[START OF EXERCISE MATERIALS]
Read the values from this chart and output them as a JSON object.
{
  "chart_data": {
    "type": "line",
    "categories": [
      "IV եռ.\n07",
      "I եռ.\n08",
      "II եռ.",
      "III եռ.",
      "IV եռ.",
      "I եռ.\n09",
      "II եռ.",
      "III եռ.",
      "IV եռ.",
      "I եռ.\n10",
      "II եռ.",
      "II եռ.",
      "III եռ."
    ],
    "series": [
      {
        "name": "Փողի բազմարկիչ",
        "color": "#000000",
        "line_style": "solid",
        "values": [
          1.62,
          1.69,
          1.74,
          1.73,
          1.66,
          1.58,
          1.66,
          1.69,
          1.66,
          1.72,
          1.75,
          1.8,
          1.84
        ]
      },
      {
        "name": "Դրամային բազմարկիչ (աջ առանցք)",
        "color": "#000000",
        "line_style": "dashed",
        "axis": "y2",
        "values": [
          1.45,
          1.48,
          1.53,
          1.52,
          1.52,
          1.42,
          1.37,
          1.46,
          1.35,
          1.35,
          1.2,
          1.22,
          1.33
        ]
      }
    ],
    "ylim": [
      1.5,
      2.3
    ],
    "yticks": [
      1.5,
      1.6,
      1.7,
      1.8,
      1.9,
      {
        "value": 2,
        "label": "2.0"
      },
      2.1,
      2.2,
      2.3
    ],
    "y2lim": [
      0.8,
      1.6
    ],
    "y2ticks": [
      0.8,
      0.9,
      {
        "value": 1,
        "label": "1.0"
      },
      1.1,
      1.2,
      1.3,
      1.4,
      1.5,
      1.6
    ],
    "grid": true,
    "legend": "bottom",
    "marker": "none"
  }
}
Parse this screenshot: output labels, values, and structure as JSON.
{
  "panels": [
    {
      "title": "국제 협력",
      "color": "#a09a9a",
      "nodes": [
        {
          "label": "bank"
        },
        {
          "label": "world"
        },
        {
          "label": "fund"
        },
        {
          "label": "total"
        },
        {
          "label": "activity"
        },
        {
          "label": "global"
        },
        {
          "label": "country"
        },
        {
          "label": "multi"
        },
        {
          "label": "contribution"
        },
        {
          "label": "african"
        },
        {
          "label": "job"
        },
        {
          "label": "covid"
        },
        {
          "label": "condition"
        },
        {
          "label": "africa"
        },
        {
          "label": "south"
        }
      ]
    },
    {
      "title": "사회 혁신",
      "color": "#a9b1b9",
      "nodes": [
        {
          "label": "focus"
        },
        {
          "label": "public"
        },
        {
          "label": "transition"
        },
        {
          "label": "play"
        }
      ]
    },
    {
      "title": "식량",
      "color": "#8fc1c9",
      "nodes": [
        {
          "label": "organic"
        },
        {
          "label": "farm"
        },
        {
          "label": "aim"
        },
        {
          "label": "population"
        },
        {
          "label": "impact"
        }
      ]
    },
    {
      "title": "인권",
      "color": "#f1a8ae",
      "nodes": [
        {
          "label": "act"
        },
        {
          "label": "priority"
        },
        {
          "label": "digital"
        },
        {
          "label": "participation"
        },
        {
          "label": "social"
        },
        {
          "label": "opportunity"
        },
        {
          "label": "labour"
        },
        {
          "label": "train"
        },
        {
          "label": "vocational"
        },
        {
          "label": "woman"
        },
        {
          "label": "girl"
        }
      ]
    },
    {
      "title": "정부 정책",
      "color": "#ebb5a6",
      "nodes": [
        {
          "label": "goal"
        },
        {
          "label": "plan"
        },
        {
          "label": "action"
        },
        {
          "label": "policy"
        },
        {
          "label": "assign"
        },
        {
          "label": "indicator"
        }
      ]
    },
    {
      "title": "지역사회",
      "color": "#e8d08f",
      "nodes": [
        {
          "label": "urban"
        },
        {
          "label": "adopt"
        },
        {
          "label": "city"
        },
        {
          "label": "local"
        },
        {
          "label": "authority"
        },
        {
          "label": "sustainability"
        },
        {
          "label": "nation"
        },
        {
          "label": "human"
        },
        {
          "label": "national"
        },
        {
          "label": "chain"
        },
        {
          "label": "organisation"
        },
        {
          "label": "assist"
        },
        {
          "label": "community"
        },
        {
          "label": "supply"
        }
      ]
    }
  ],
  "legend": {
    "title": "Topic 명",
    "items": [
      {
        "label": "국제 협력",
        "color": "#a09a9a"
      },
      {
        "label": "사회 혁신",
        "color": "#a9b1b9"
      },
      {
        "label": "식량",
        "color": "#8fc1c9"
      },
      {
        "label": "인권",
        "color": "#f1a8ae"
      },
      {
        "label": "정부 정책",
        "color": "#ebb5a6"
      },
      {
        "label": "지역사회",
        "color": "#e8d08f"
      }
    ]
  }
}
[END OF EXERCISE MATERIALS]
__STATED PROBLEM__: All of the entries must be quoted exactly; please include each one.

__EXERCISE ANSWER__:
Read the values from this chart and output them as a JSON object.
{
  "chart_data": {
    "type": "line",
    "categories": [
      "IV եռ.\n07",
      "I եռ.\n08",
      "II եռ.",
      "III եռ.",
      "IV եռ.",
      "I եռ.\n09",
      "II եռ.",
      "III եռ.",
      "IV եռ.",
      "I եռ.\n10",
      "II եռ.",
      "II եռ.",
      "III եռ."
    ],
    "series": [
      {
        "name": "Փողի բազմարկիչ",
        "color": "#000000",
        "line_style": "solid",
        "values": [
          1.62,
          1.69,
          1.74,
          1.73,
          1.66,
          1.58,
          1.66,
          1.69,
          1.66,
          1.72,
          1.75,
          1.8,
          1.84
        ]
      },
      {
        "name": "Դրամային բազմարկիչ (աջ առանցք)",
        "color": "#000000",
        "line_style": "dashed",
        "axis": "y2",
        "values": [
          1.45,
          1.48,
          1.53,
          1.52,
          1.52,
          1.42,
          1.37,
          1.46,
          1.35,
          1.35,
          1.2,
          1.22,
          1.33
        ]
      }
    ],
    "ylim": [
      1.5,
      2.3
    ],
    "yticks": [
      1.5,
      1.6,
      1.7,
      1.8,
      1.9,
      {
        "value": 2,
        "label": "2.0"
      },
      2.1,
      2.2,
      2.3
    ],
    "y2lim": [
      0.8,
      1.6
    ],
    "y2ticks": [
      0.8,
      0.9,
      {
        "value": 1,
        "label": "1.0"
      },
      1.1,
      1.2,
      1.3,
      1.4,
      1.5,
      1.6
    ],
    "grid": true,
    "legend": "bottom",
    "marker": "none"
  }
}
Parse this screenshot: output labels, values, and structure as JSON.
{
  "panels": [
    {
      "title": "국제 협력",
      "color": "#a09a9a",
      "nodes": [
        {
          "label": "bank"
        },
        {
          "label": "world"
        },
        {
          "label": "fund"
        },
        {
          "label": "total"
        },
        {
          "label": "activity"
        },
        {
          "label": "global"
        },
        {
          "label": "country"
        },
        {
          "label": "multi"
        },
        {
          "label": "contribution"
        },
        {
          "label": "african"
        },
        {
          "label": "job"
        },
        {
          "label": "covid"
        },
        {
          "label": "condition"
        },
        {
          "label": "africa"
        },
        {
          "label": "south"
        }
      ]
    },
    {
      "title": "사회 혁신",
      "color": "#a9b1b9",
      "nodes": [
        {
          "label": "focus"
        },
        {
          "label": "public"
        },
        {
          "label": "transition"
        },
        {
          "label": "play"
        }
      ]
    },
    {
      "title": "식량",
      "color": "#8fc1c9",
      "nodes": [
        {
          "label": "organic"
        },
        {
          "label": "farm"
        },
        {
          "label": "aim"
        },
        {
          "label": "population"
        },
        {
          "label": "impact"
        }
      ]
    },
    {
      "title": "인권",
      "color": "#f1a8ae",
      "nodes": [
        {
          "label": "act"
        },
        {
          "label": "priority"
        },
        {
          "label": "digital"
        },
        {
          "label": "participation"
        },
        {
          "label": "social"
        },
        {
          "label": "opportunity"
        },
        {
          "label": "labour"
        },
        {
          "label": "train"
        },
        {
          "label": "vocational"
        },
        {
          "label": "woman"
        },
        {
          "label": "girl"
        }
      ]
    },
    {
      "title": "정부 정책",
      "color": "#ebb5a6",
      "nodes": [
        {
          "label": "goal"
        },
        {
          "label": "plan"
        },
        {
          "label": "action"
        },
        {
          "label": "policy"
        },
        {
          "label": "assign"
        },
        {
          "label": "indicator"
        }
      ]
    },
    {
      "title": "지역사회",
      "color": "#e8d08f",
      "nodes": [
        {
          "label": "urban"
        },
        {
          "label": "adopt"
        },
        {
          "label": "city"
        },
        {
          "label": "local"
        },
        {
          "label": "authority"
        },
        {
          "label": "sustainability"
        },
        {
          "label": "nation"
        },
        {
          "label": "human"
        },
        {
          "label": "national"
        },
        {
          "label": "chain"
        },
        {
          "label": "organisation"
        },
        {
          "label": "assist"
        },
        {
          "label": "community"
        },
        {
          "label": "supply"
        }
      ]
    }
  ],
  "legend": {
    "title": "Topic 명",
    "items": [
      {
        "label": "국제 협력",
        "color": "#a09a9a"
      },
      {
        "label": "사회 혁신",
        "color": "#a9b1b9"
      },
      {
        "label": "식량",
        "color": "#8fc1c9"
      },
      {
        "label": "인권",
        "color": "#f1a8ae"
      },
      {
        "label": "정부 정책",
        "color": "#ebb5a6"
      },
      {
        "label": "지역사회",
        "color": "#e8d08f"
      }
    ]
  }
}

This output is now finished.